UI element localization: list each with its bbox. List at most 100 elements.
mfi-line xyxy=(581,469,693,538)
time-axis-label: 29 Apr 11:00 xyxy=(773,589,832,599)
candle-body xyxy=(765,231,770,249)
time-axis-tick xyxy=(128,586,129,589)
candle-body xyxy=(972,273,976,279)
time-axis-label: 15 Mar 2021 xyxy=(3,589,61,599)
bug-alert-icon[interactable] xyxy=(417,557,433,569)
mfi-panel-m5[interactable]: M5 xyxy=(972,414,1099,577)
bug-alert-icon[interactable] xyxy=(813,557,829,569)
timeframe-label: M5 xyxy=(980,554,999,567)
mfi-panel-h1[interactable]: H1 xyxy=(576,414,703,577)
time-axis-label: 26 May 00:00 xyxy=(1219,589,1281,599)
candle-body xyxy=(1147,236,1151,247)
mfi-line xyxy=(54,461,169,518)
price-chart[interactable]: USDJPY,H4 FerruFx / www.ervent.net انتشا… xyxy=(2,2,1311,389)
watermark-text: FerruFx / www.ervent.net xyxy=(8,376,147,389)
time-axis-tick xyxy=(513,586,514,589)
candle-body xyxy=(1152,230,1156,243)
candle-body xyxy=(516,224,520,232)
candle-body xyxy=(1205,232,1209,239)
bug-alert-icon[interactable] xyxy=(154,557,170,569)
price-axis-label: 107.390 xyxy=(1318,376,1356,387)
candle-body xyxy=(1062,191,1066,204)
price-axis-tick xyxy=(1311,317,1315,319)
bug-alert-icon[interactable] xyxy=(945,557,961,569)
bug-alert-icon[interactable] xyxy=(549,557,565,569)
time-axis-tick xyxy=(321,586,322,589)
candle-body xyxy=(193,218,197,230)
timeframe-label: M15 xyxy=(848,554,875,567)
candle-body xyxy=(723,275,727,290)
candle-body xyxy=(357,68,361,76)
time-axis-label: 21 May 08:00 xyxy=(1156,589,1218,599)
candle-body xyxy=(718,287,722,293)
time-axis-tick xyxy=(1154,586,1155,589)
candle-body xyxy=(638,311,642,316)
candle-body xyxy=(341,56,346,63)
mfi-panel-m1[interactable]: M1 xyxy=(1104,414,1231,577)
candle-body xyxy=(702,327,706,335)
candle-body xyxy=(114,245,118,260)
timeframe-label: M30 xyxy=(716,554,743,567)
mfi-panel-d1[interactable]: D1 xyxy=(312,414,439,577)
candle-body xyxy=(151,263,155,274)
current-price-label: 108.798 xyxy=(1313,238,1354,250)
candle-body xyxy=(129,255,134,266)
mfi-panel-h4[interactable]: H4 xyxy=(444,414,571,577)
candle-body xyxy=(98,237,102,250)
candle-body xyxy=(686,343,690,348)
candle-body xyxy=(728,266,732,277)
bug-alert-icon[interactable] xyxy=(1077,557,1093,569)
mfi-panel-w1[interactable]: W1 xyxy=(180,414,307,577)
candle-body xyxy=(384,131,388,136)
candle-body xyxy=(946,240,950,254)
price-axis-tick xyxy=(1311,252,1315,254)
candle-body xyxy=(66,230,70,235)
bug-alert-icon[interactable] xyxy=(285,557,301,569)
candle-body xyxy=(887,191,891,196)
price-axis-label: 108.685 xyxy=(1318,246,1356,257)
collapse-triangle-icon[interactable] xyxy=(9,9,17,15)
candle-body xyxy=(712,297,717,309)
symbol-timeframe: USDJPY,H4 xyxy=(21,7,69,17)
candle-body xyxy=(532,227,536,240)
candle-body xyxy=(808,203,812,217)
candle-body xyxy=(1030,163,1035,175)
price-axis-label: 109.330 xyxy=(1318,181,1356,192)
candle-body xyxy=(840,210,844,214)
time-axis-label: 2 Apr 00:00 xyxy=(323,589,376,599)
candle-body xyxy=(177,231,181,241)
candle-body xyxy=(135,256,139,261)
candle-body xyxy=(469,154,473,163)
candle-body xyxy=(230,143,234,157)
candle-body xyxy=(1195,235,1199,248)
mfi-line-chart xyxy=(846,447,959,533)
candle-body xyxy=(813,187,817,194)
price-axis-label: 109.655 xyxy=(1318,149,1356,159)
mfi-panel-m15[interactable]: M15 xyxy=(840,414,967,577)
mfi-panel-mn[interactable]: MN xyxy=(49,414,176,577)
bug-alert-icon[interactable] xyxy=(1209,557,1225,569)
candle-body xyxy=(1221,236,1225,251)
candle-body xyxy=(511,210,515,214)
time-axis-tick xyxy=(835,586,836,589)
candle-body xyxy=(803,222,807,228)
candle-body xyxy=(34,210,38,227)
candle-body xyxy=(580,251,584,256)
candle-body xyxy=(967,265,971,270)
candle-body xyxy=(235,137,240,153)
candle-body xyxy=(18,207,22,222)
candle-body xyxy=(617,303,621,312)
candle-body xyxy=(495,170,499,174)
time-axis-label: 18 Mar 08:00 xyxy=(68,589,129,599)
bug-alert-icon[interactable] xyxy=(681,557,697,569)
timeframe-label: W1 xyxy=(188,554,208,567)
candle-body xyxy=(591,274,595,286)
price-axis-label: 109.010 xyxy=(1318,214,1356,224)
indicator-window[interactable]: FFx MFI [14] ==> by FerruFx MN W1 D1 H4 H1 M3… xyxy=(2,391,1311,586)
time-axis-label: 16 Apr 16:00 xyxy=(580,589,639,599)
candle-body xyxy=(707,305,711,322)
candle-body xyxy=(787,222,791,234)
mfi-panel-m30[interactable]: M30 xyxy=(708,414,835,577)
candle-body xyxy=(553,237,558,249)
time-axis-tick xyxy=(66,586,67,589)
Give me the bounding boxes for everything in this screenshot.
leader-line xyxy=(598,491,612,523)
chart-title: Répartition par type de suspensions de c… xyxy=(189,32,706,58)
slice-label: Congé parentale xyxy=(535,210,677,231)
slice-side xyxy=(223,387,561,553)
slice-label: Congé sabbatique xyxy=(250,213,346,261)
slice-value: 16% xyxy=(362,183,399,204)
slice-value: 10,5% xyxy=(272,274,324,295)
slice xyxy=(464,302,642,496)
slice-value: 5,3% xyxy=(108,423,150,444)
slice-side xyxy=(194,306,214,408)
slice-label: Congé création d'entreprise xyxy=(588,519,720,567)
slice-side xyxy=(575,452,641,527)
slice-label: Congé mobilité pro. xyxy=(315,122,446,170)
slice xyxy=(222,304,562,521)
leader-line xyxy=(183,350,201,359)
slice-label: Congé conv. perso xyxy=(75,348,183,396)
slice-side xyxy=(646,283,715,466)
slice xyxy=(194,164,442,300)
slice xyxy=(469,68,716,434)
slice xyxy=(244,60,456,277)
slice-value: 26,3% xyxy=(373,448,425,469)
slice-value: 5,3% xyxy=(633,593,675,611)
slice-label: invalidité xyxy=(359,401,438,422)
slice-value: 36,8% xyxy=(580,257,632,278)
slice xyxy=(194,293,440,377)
.....
** ZADANIE DO WYKONANIA **
Proszę odtworzyć wiernie wszystkie linie każdego z powyższych rekordów, bez jakichkolwiek zmian.

** WYNIK ĆWICZENIA **
UI element localization: list each with its bbox. List at most 100 elements.
mfi-line xyxy=(581,469,693,538)
time-axis-label: 29 Apr 11:00 xyxy=(773,589,832,599)
candle-body xyxy=(765,231,770,249)
time-axis-tick xyxy=(128,586,129,589)
candle-body xyxy=(972,273,976,279)
time-axis-label: 15 Mar 2021 xyxy=(3,589,61,599)
bug-alert-icon[interactable] xyxy=(417,557,433,569)
mfi-panel-m5[interactable]: M5 xyxy=(972,414,1099,577)
bug-alert-icon[interactable] xyxy=(813,557,829,569)
timeframe-label: M5 xyxy=(980,554,999,567)
mfi-panel-h1[interactable]: H1 xyxy=(576,414,703,577)
time-axis-label: 26 May 00:00 xyxy=(1219,589,1281,599)
candle-body xyxy=(1147,236,1151,247)
mfi-line xyxy=(54,461,169,518)
price-chart[interactable]: USDJPY,H4 FerruFx / www.ervent.net انتشا… xyxy=(2,2,1311,389)
watermark-text: FerruFx / www.ervent.net xyxy=(8,376,147,389)
time-axis-tick xyxy=(513,586,514,589)
candle-body xyxy=(1152,230,1156,243)
candle-body xyxy=(516,224,520,232)
candle-body xyxy=(1205,232,1209,239)
bug-alert-icon[interactable] xyxy=(154,557,170,569)
price-axis-label: 107.390 xyxy=(1318,376,1356,387)
candle-body xyxy=(1062,191,1066,204)
price-axis-tick xyxy=(1311,317,1315,319)
bug-alert-icon[interactable] xyxy=(945,557,961,569)
bug-alert-icon[interactable] xyxy=(549,557,565,569)
time-axis-tick xyxy=(321,586,322,589)
candle-body xyxy=(193,218,197,230)
timeframe-label: M15 xyxy=(848,554,875,567)
candle-body xyxy=(723,275,727,290)
candle-body xyxy=(357,68,361,76)
time-axis-label: 21 May 08:00 xyxy=(1156,589,1218,599)
candle-body xyxy=(718,287,722,293)
time-axis-tick xyxy=(1154,586,1155,589)
candle-body xyxy=(638,311,642,316)
candle-body xyxy=(341,56,346,63)
mfi-panel-m1[interactable]: M1 xyxy=(1104,414,1231,577)
candle-body xyxy=(702,327,706,335)
candle-body xyxy=(114,245,118,260)
timeframe-label: M30 xyxy=(716,554,743,567)
mfi-panel-d1[interactable]: D1 xyxy=(312,414,439,577)
candle-body xyxy=(151,263,155,274)
current-price-label: 108.798 xyxy=(1313,238,1354,250)
candle-body xyxy=(129,255,134,266)
mfi-panel-h4[interactable]: H4 xyxy=(444,414,571,577)
candle-body xyxy=(98,237,102,250)
candle-body xyxy=(686,343,690,348)
candle-body xyxy=(728,266,732,277)
bug-alert-icon[interactable] xyxy=(1077,557,1093,569)
mfi-panel-w1[interactable]: W1 xyxy=(180,414,307,577)
candle-body xyxy=(384,131,388,136)
candle-body xyxy=(946,240,950,254)
price-axis-tick xyxy=(1311,252,1315,254)
candle-body xyxy=(66,230,70,235)
bug-alert-icon[interactable] xyxy=(285,557,301,569)
candle-body xyxy=(887,191,891,196)
price-axis-label: 108.685 xyxy=(1318,246,1356,257)
collapse-triangle-icon[interactable] xyxy=(9,9,17,15)
candle-body xyxy=(712,297,717,309)
symbol-timeframe: USDJPY,H4 xyxy=(21,7,69,17)
candle-body xyxy=(532,227,536,240)
candle-body xyxy=(808,203,812,217)
candle-body xyxy=(1030,163,1035,175)
price-axis-label: 109.330 xyxy=(1318,181,1356,192)
candle-body xyxy=(840,210,844,214)
time-axis-label: 2 Apr 00:00 xyxy=(323,589,376,599)
candle-body xyxy=(177,231,181,241)
candle-body xyxy=(135,256,139,261)
candle-body xyxy=(469,154,473,163)
candle-body xyxy=(230,143,234,157)
candle-body xyxy=(1195,235,1199,248)
mfi-line-chart xyxy=(846,447,959,533)
candle-body xyxy=(813,187,817,194)
price-axis-label: 109.655 xyxy=(1318,149,1356,159)
mfi-panel-m15[interactable]: M15 xyxy=(840,414,967,577)
mfi-panel-mn[interactable]: MN xyxy=(49,414,176,577)
bug-alert-icon[interactable] xyxy=(1209,557,1225,569)
candle-body xyxy=(1221,236,1225,251)
candle-body xyxy=(511,210,515,214)
time-axis-tick xyxy=(835,586,836,589)
candle-body xyxy=(803,222,807,228)
candle-body xyxy=(34,210,38,227)
candle-body xyxy=(580,251,584,256)
candle-body xyxy=(967,265,971,270)
candle-body xyxy=(235,137,240,153)
candle-body xyxy=(18,207,22,222)
candle-body xyxy=(617,303,621,312)
candle-body xyxy=(495,170,499,174)
time-axis-label: 18 Mar 08:00 xyxy=(68,589,129,599)
bug-alert-icon[interactable] xyxy=(681,557,697,569)
timeframe-label: W1 xyxy=(188,554,208,567)
candle-body xyxy=(591,274,595,286)
price-axis-label: 109.010 xyxy=(1318,214,1356,224)
indicator-window[interactable]: FFx MFI [14] ==> by FerruFx MN W1 D1 H4 H1 M3… xyxy=(2,391,1311,586)
time-axis-label: 16 Apr 16:00 xyxy=(580,589,639,599)
candle-body xyxy=(707,305,711,322)
candle-body xyxy=(787,222,791,234)
mfi-panel-m30[interactable]: M30 xyxy=(708,414,835,577)
candle-body xyxy=(553,237,558,249)
time-axis-tick xyxy=(66,586,67,589)
Give me the bounding boxes for everything in this screenshot.
leader-line xyxy=(598,491,612,523)
chart-title: Répartition par type de suspensions de c… xyxy=(189,32,706,58)
slice-label: Congé parentale xyxy=(535,210,677,231)
slice-side xyxy=(223,387,561,553)
slice-label: Congé sabbatique xyxy=(250,213,346,261)
slice-value: 16% xyxy=(362,183,399,204)
slice-value: 10,5% xyxy=(272,274,324,295)
slice xyxy=(464,302,642,496)
slice-value: 5,3% xyxy=(108,423,150,444)
slice-side xyxy=(194,306,214,408)
slice-label: Congé création d'entreprise xyxy=(588,519,720,567)
slice-side xyxy=(575,452,641,527)
slice-label: Congé mobilité pro. xyxy=(315,122,446,170)
slice xyxy=(222,304,562,521)
leader-line xyxy=(183,350,201,359)
slice-label: Congé conv. perso xyxy=(75,348,183,396)
slice-side xyxy=(646,283,715,466)
slice xyxy=(194,164,442,300)
slice xyxy=(469,68,716,434)
slice xyxy=(244,60,456,277)
slice-value: 26,3% xyxy=(373,448,425,469)
slice-value: 5,3% xyxy=(633,593,675,611)
slice-label: invalidité xyxy=(359,401,438,422)
slice-value: 36,8% xyxy=(580,257,632,278)
slice xyxy=(194,293,440,377)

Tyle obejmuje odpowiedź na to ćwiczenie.